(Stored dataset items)
--

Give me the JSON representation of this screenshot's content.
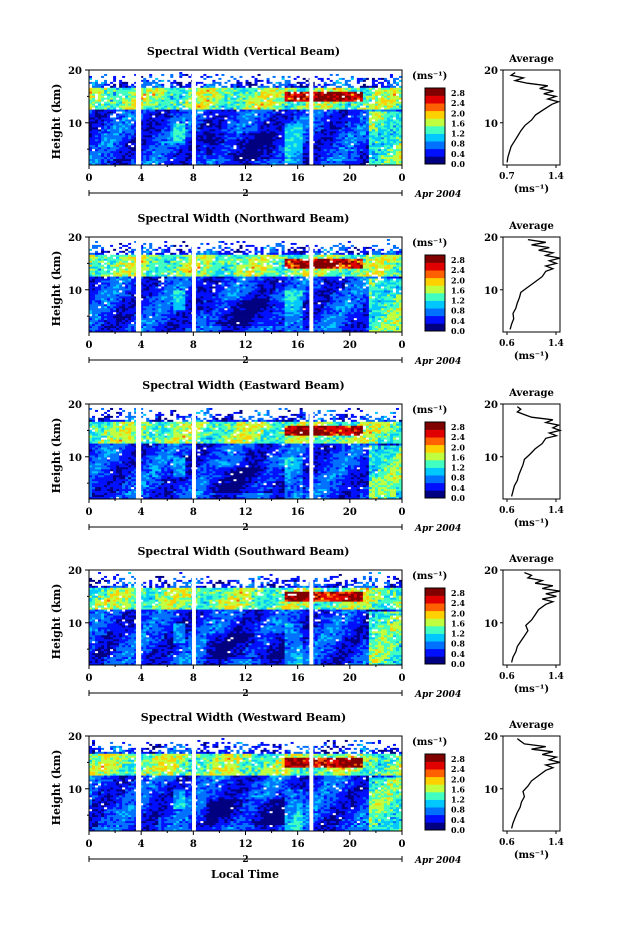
{
  "figure": {
    "date_label": "Apr 2004",
    "day_label": "2",
    "xlabel": "Local Time",
    "ylabel": "Height (km)",
    "unit_label": "(ms⁻¹)",
    "avg_title": "Average"
  },
  "colorbar": {
    "ticks": [
      "2.8",
      "2.4",
      "2.0",
      "1.6",
      "1.2",
      "0.8",
      "0.4",
      "0.0"
    ],
    "range": [
      0.0,
      3.0
    ],
    "colors": [
      "#000080",
      "#0010ff",
      "#0070ff",
      "#00c8ff",
      "#40ffc0",
      "#c0ff40",
      "#ffd000",
      "#ff6000",
      "#e00000",
      "#800000"
    ]
  },
  "chart_data": [
    {
      "type": "heatmap",
      "title": "Spectral Width (Vertical Beam)",
      "xlabel": "Local Time",
      "ylabel": "Height (km)",
      "x_ticks": [
        "0",
        "4",
        "8",
        "12",
        "16",
        "20",
        "0"
      ],
      "xlim": [
        0,
        24
      ],
      "y_ticks": [
        "10",
        "20"
      ],
      "ylim": [
        2,
        20
      ],
      "data_gaps_hours": [
        [
          3.6,
          4.0
        ],
        [
          7.9,
          8.2
        ],
        [
          16.9,
          17.2
        ]
      ],
      "average_profile": {
        "title": "Average",
        "x_ticks": [
          "0.7",
          "1.4"
        ],
        "xlim": [
          0.7,
          1.4
        ],
        "y_ticks": [
          "10",
          "20"
        ],
        "ylim": [
          2,
          20
        ],
        "height_km": [
          2.5,
          3.5,
          4.5,
          5.5,
          6.5,
          7.5,
          8.5,
          9.5,
          10.5,
          11.5,
          12.5,
          13.5,
          14.0,
          14.5,
          15.0,
          15.5,
          16.0,
          16.5,
          17.0,
          17.5,
          18.0,
          18.5,
          19.0,
          19.5
        ],
        "width_ms": [
          0.75,
          0.76,
          0.78,
          0.8,
          0.84,
          0.88,
          0.92,
          0.97,
          1.05,
          1.1,
          1.2,
          1.3,
          1.38,
          1.25,
          1.35,
          1.2,
          1.32,
          1.15,
          1.25,
          1.0,
          0.85,
          0.95,
          0.8,
          0.85
        ]
      }
    },
    {
      "type": "heatmap",
      "title": "Spectral Width (Northward Beam)",
      "xlabel": "Local Time",
      "ylabel": "Height (km)",
      "x_ticks": [
        "0",
        "4",
        "8",
        "12",
        "16",
        "20",
        "0"
      ],
      "xlim": [
        0,
        24
      ],
      "y_ticks": [
        "10",
        "20"
      ],
      "ylim": [
        2,
        20
      ],
      "data_gaps_hours": [
        [
          3.6,
          4.0
        ],
        [
          7.9,
          8.2
        ],
        [
          16.9,
          17.2
        ]
      ],
      "average_profile": {
        "title": "Average",
        "x_ticks": [
          "0.6",
          "1.4"
        ],
        "xlim": [
          0.6,
          1.4
        ],
        "y_ticks": [
          "10",
          "20"
        ],
        "ylim": [
          2,
          20
        ],
        "height_km": [
          2.5,
          3.5,
          4.5,
          5.5,
          6.5,
          7.5,
          8.5,
          9.5,
          10.5,
          11.5,
          12.5,
          13.5,
          14.0,
          14.5,
          15.0,
          15.5,
          16.0,
          16.5,
          17.0,
          17.5,
          18.0,
          18.5,
          19.0,
          19.5
        ],
        "width_ms": [
          0.7,
          0.72,
          0.75,
          0.74,
          0.78,
          0.8,
          0.83,
          0.85,
          0.95,
          1.05,
          1.15,
          1.2,
          1.3,
          1.2,
          1.35,
          1.25,
          1.4,
          1.2,
          1.3,
          1.1,
          1.25,
          1.0,
          1.2,
          0.95
        ]
      }
    },
    {
      "type": "heatmap",
      "title": "Spectral Width (Eastward Beam)",
      "xlabel": "Local Time",
      "ylabel": "Height (km)",
      "x_ticks": [
        "0",
        "4",
        "8",
        "12",
        "16",
        "20",
        "0"
      ],
      "xlim": [
        0,
        24
      ],
      "y_ticks": [
        "10",
        "20"
      ],
      "ylim": [
        2,
        20
      ],
      "data_gaps_hours": [
        [
          3.6,
          4.0
        ],
        [
          7.9,
          8.2
        ],
        [
          16.9,
          17.2
        ]
      ],
      "average_profile": {
        "title": "Average",
        "x_ticks": [
          "0.6",
          "1.4"
        ],
        "xlim": [
          0.6,
          1.4
        ],
        "y_ticks": [
          "10",
          "20"
        ],
        "ylim": [
          2,
          20
        ],
        "height_km": [
          2.5,
          3.5,
          4.5,
          5.5,
          6.5,
          7.5,
          8.5,
          9.5,
          10.5,
          11.5,
          12.5,
          13.5,
          14.0,
          14.5,
          15.0,
          15.5,
          16.0,
          16.5,
          17.0,
          17.5,
          18.0,
          18.5,
          19.0,
          19.5
        ],
        "width_ms": [
          0.72,
          0.74,
          0.76,
          0.8,
          0.82,
          0.85,
          0.88,
          0.9,
          0.98,
          1.05,
          1.15,
          1.2,
          1.35,
          1.25,
          1.4,
          1.3,
          1.38,
          1.2,
          1.3,
          1.0,
          0.9,
          0.8,
          0.85,
          0.8
        ]
      }
    },
    {
      "type": "heatmap",
      "title": "Spectral Width (Southward Beam)",
      "xlabel": "Local Time",
      "ylabel": "Height (km)",
      "x_ticks": [
        "0",
        "4",
        "8",
        "12",
        "16",
        "20",
        "0"
      ],
      "xlim": [
        0,
        24
      ],
      "y_ticks": [
        "10",
        "20"
      ],
      "ylim": [
        2,
        20
      ],
      "data_gaps_hours": [
        [
          3.6,
          4.0
        ],
        [
          7.9,
          8.2
        ],
        [
          16.9,
          17.2
        ]
      ],
      "average_profile": {
        "title": "Average",
        "x_ticks": [
          "0.6",
          "1.4"
        ],
        "xlim": [
          0.6,
          1.4
        ],
        "y_ticks": [
          "10",
          "20"
        ],
        "ylim": [
          2,
          20
        ],
        "height_km": [
          2.5,
          3.5,
          4.5,
          5.5,
          6.5,
          7.5,
          8.5,
          9.5,
          10.5,
          11.5,
          12.5,
          13.5,
          14.0,
          14.5,
          15.0,
          15.5,
          16.0,
          16.5,
          17.0,
          17.5,
          18.0,
          18.5,
          19.0,
          19.5
        ],
        "width_ms": [
          0.72,
          0.74,
          0.78,
          0.8,
          0.85,
          0.9,
          0.95,
          0.92,
          1.0,
          1.05,
          1.1,
          1.2,
          1.3,
          1.15,
          1.35,
          1.2,
          1.4,
          1.15,
          1.3,
          1.05,
          1.15,
          0.95,
          1.0,
          0.9
        ]
      }
    },
    {
      "type": "heatmap",
      "title": "Spectral Width (Westward Beam)",
      "xlabel": "Local Time",
      "ylabel": "Height (km)",
      "x_ticks": [
        "0",
        "4",
        "8",
        "12",
        "16",
        "20",
        "0"
      ],
      "xlim": [
        0,
        24
      ],
      "y_ticks": [
        "10",
        "20"
      ],
      "ylim": [
        2,
        20
      ],
      "data_gaps_hours": [
        [
          3.6,
          4.0
        ],
        [
          7.9,
          8.2
        ],
        [
          16.9,
          17.2
        ]
      ],
      "average_profile": {
        "title": "Average",
        "x_ticks": [
          "0.6",
          "1.4"
        ],
        "xlim": [
          0.6,
          1.4
        ],
        "y_ticks": [
          "10",
          "20"
        ],
        "ylim": [
          2,
          20
        ],
        "height_km": [
          2.5,
          3.5,
          4.5,
          5.5,
          6.5,
          7.5,
          8.5,
          9.5,
          10.5,
          11.5,
          12.5,
          13.5,
          14.0,
          14.5,
          15.0,
          15.5,
          16.0,
          16.5,
          17.0,
          17.5,
          18.0,
          18.5,
          19.0,
          19.5
        ],
        "width_ms": [
          0.72,
          0.74,
          0.77,
          0.8,
          0.84,
          0.86,
          0.9,
          0.88,
          0.95,
          1.0,
          1.1,
          1.2,
          1.3,
          1.2,
          1.4,
          1.25,
          1.35,
          1.15,
          1.3,
          1.0,
          1.2,
          0.9,
          0.85,
          0.8
        ]
      }
    }
  ]
}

--

▶ [Short exercise] Write only the number of lines in the data above that include "Spectral".

▶ [Task result] 5